++++ Input
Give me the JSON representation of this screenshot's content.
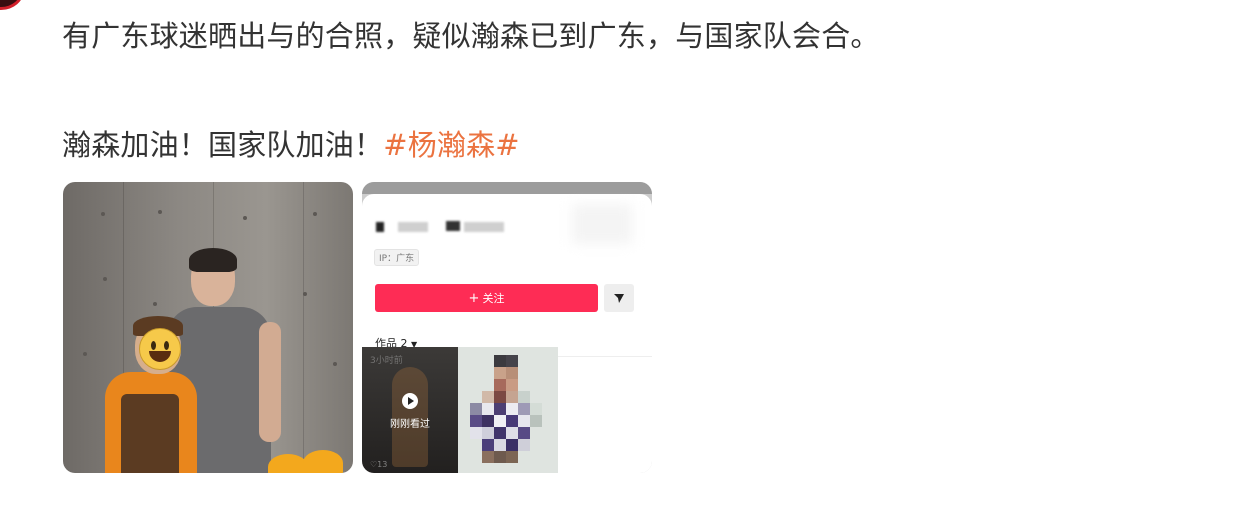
{
  "post": {
    "line1": "有广东球迷晒出与的合照，疑似瀚森已到广东，与国家队会合。",
    "line2_text": "瀚森加油！国家队加油！",
    "hashtag": "#杨瀚森#"
  },
  "colors": {
    "hashtag": "#eb7340",
    "follow_button": "#fe2c55",
    "text": "#333333"
  },
  "images": [
    {
      "kind": "photo",
      "icons": [
        "grinning-face-emoji-icon"
      ]
    },
    {
      "kind": "profile-screenshot",
      "ip_label": "IP：广东",
      "follow_label": "关注",
      "follow_icon": "plus-icon",
      "share_icon": "send-icon",
      "works_label": "作品 2",
      "works_icon": "caret-down-icon",
      "thumb_time": "3小时前",
      "thumb_watched": "刚刚看过",
      "thumb_likes": "13",
      "thumb_icons": [
        "play-icon",
        "heart-icon"
      ]
    }
  ]
}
++++++++
• Written instruction: Pick out each line above that includes "screenshot" and show it.

• Task output:
Give me the JSON representation of this screenshot's content.
      "kind": "profile-screenshot",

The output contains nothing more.